WHAT IS BEING ASKED:
Copy out each line of the material below that holds the string "this".

#### THE INPUT

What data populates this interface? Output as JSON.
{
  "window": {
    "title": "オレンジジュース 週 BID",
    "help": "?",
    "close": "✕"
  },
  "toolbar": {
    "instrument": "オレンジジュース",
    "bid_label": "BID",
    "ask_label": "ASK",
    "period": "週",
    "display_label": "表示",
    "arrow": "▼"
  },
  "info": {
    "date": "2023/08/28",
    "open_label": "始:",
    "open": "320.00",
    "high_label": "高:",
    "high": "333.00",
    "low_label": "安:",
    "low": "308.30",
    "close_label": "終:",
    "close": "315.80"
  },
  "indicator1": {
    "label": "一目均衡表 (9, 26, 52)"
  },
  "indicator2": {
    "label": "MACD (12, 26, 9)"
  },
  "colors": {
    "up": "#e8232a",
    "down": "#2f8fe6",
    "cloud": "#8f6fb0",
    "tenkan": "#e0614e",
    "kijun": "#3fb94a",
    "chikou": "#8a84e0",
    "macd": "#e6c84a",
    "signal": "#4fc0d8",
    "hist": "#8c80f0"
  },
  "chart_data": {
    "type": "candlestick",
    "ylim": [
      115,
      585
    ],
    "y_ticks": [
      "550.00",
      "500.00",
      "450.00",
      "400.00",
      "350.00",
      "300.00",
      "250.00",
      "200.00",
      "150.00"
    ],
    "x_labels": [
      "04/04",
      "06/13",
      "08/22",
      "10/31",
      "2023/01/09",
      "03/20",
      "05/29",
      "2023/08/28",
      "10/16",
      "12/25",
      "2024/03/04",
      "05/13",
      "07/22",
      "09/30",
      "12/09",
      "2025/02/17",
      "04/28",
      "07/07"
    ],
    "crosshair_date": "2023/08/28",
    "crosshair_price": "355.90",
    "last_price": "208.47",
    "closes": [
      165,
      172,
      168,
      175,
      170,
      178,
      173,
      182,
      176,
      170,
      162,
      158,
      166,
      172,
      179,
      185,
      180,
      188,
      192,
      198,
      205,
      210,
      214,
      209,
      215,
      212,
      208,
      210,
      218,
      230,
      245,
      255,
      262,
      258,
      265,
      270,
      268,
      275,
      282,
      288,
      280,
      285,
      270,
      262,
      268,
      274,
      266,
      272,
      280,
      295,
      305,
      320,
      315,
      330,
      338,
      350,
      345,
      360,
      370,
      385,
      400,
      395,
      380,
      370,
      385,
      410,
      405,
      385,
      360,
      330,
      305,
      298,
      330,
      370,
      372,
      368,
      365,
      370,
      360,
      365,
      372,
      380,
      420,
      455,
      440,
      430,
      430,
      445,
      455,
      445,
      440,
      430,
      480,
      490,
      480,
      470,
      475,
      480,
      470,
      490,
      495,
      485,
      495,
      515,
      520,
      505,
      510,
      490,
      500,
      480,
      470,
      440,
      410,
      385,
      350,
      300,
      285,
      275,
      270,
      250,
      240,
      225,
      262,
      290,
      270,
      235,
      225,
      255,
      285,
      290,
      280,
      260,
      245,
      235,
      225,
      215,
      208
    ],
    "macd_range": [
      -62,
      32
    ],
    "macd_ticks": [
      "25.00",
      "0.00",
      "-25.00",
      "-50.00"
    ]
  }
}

########
#### THE INPUT

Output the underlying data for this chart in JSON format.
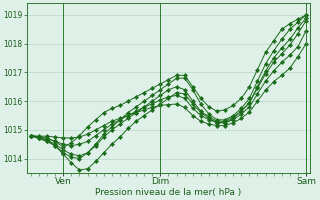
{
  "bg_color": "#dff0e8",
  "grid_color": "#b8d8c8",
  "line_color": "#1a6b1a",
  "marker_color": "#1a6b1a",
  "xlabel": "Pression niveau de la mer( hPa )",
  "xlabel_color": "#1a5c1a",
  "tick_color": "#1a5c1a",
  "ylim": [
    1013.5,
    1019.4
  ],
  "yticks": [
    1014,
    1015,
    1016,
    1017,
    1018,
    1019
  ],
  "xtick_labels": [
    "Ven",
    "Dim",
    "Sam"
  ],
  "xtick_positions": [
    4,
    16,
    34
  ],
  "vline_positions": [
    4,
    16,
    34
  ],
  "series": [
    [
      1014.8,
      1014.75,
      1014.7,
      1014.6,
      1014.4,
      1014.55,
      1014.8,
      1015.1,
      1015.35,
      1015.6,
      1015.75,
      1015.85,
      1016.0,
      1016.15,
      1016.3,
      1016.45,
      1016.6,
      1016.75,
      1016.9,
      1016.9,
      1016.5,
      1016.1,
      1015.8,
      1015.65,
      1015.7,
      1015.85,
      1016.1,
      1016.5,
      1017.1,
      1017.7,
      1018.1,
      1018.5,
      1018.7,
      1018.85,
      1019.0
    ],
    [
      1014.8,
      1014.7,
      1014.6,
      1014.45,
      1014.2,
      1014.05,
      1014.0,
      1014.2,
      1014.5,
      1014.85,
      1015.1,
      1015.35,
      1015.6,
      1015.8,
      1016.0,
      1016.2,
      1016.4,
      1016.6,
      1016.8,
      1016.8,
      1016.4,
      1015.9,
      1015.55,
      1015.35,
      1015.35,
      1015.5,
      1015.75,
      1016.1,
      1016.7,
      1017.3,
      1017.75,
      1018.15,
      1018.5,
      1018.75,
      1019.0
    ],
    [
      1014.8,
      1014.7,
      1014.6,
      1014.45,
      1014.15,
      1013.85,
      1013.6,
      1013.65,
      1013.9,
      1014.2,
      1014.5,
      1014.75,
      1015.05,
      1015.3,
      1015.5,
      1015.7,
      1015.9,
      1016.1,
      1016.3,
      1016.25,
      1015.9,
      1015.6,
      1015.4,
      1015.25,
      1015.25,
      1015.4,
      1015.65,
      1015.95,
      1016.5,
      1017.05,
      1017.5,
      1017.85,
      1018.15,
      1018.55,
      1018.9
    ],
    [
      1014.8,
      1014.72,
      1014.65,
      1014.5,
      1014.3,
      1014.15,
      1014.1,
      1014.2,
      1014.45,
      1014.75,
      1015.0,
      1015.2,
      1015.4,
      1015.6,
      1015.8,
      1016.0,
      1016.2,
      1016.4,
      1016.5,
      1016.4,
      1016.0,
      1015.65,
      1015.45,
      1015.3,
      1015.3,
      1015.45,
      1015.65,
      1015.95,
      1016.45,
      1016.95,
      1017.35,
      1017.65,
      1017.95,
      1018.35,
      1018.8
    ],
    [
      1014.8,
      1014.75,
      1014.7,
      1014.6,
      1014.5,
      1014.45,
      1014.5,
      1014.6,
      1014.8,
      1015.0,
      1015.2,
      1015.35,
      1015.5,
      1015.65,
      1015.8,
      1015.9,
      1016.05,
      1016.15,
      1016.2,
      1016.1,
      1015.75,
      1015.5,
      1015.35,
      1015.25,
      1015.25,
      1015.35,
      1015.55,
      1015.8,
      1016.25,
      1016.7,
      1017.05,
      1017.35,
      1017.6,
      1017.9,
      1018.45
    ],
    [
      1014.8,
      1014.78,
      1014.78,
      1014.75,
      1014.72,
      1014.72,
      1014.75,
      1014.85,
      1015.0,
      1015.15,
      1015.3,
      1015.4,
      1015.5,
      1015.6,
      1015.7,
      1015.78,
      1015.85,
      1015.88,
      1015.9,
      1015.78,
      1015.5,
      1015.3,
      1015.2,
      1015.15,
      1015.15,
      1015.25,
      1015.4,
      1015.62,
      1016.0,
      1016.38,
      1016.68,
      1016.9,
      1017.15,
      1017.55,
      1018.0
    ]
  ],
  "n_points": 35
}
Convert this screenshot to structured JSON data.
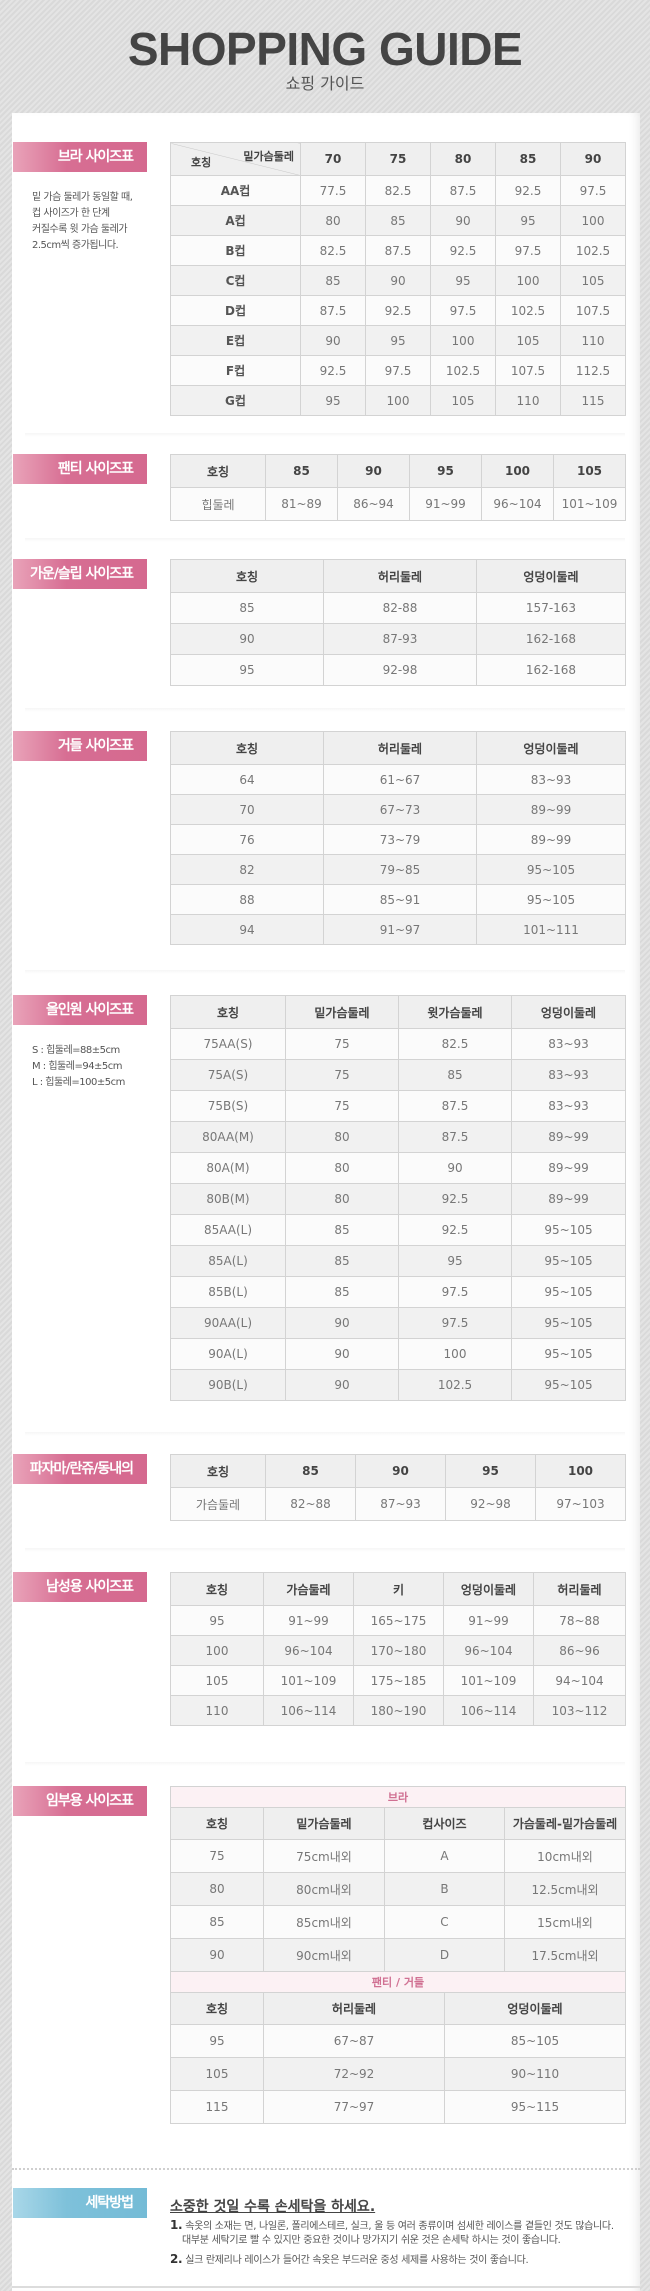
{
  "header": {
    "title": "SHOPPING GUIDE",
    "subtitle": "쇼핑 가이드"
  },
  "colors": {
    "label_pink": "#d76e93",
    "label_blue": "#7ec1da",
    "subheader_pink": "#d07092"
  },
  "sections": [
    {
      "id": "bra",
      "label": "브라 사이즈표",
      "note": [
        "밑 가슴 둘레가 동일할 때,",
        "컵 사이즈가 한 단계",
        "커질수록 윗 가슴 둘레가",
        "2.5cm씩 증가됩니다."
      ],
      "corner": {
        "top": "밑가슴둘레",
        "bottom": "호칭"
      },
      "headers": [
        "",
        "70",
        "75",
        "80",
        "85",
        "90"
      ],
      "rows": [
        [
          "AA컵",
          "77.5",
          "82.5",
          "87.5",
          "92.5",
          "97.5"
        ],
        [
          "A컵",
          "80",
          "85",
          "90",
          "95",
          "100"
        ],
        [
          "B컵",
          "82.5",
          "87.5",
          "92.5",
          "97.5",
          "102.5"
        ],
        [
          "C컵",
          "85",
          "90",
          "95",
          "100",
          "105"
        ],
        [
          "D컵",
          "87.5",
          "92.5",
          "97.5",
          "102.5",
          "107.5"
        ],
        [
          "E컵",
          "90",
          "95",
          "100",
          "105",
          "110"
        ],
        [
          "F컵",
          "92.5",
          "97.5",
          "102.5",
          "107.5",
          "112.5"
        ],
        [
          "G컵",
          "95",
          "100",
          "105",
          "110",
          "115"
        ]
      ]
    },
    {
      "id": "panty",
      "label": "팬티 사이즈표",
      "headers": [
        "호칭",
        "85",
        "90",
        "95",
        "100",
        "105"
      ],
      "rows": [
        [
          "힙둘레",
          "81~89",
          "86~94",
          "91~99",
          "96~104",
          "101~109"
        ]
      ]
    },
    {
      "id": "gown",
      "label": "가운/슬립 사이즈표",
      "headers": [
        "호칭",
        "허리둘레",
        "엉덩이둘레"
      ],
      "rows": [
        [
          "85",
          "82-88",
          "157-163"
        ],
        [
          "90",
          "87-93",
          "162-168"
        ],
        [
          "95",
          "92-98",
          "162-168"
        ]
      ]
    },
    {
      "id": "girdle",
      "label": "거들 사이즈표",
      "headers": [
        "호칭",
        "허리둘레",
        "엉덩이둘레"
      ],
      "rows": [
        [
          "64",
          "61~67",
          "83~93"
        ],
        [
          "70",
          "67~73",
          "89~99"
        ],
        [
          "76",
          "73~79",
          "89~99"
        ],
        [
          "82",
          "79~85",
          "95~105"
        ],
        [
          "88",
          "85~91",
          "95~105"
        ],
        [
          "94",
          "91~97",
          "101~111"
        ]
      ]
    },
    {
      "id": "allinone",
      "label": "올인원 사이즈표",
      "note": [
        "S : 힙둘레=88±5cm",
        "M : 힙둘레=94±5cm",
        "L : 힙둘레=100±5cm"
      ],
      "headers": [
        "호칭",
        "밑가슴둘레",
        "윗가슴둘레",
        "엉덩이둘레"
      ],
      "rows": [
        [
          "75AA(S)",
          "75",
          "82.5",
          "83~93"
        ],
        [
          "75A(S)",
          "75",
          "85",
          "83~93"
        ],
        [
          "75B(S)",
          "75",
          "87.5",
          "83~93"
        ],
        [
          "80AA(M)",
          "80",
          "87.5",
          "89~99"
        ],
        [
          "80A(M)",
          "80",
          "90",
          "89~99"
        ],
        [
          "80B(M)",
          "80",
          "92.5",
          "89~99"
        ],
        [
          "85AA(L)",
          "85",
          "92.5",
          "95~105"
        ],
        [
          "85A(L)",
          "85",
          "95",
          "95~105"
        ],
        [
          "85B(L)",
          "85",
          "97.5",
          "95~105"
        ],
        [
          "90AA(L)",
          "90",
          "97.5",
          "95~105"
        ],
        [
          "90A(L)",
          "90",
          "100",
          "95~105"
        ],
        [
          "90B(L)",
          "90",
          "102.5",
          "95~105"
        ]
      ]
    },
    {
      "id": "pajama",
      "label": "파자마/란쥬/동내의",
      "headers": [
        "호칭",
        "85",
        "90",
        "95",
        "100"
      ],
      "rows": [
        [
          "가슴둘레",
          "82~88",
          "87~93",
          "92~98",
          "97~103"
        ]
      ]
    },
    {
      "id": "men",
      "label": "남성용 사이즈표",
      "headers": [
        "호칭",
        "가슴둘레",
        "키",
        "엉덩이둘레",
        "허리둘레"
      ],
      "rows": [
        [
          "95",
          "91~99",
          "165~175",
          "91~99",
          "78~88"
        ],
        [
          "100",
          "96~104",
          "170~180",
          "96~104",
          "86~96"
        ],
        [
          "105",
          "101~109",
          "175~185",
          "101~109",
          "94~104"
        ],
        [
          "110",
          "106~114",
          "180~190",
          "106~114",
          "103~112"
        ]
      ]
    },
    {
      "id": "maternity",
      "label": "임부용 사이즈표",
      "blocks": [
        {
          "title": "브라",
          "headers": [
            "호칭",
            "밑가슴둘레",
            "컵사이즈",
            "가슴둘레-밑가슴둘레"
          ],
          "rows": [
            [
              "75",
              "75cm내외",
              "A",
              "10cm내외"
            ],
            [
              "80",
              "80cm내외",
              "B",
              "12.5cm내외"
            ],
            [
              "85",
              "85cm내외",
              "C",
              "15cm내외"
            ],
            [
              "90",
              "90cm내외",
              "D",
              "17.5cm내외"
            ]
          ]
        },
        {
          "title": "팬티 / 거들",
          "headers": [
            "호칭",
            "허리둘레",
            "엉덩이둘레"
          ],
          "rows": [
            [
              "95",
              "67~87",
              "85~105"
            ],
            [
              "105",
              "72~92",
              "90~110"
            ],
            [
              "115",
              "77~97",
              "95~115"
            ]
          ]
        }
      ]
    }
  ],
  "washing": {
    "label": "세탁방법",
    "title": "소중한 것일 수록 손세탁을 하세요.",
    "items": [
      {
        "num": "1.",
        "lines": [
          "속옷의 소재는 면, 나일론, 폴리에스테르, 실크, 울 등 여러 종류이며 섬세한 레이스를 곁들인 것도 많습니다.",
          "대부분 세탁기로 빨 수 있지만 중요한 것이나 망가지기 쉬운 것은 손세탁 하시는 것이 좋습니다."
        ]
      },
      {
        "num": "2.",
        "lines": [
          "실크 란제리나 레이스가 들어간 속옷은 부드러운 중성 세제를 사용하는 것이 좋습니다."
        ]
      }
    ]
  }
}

########

WRITTEN SOLUTION:
What data populates this interface? Output as JSON.
Output the underlying data for this chart in JSON format.
Convert this screenshot to structured JSON data.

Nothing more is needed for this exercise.